> [Stated task]:
Scan the data that follows and count the lines with the string "over"; answer with the count alone.

Recorded data
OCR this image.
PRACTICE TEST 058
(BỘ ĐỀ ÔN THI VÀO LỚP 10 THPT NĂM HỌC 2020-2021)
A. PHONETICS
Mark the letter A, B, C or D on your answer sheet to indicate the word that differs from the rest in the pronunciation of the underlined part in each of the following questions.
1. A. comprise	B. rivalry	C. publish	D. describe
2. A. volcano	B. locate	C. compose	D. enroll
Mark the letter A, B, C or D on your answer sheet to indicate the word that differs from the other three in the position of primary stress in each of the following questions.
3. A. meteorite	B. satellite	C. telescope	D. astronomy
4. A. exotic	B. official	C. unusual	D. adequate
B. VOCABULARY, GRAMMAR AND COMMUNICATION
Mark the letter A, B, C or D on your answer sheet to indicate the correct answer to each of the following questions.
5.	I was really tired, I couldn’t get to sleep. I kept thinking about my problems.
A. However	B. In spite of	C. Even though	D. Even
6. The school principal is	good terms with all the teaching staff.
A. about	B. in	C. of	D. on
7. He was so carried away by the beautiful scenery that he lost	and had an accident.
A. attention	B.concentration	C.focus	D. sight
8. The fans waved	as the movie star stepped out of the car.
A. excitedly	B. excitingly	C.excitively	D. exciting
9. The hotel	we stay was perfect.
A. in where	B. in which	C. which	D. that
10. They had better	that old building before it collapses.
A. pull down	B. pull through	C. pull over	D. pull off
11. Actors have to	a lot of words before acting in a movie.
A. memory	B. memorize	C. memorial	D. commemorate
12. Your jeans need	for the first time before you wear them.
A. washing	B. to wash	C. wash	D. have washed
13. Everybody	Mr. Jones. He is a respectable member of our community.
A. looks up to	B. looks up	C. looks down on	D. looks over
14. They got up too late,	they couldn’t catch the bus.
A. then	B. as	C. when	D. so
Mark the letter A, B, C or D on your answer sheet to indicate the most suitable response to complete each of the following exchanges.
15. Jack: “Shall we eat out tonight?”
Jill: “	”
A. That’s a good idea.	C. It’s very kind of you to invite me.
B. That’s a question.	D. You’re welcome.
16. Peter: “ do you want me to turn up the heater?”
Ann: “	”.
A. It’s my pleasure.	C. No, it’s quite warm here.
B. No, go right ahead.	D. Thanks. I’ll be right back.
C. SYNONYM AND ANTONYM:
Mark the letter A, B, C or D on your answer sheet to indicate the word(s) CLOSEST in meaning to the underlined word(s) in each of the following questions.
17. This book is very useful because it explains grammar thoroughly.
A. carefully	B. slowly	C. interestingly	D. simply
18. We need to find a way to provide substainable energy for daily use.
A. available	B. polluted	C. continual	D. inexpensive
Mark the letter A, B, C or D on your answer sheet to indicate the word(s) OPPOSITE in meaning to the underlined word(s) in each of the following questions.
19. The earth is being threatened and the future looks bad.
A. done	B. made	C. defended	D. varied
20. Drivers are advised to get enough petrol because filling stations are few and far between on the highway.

> [Completed exercise]:
2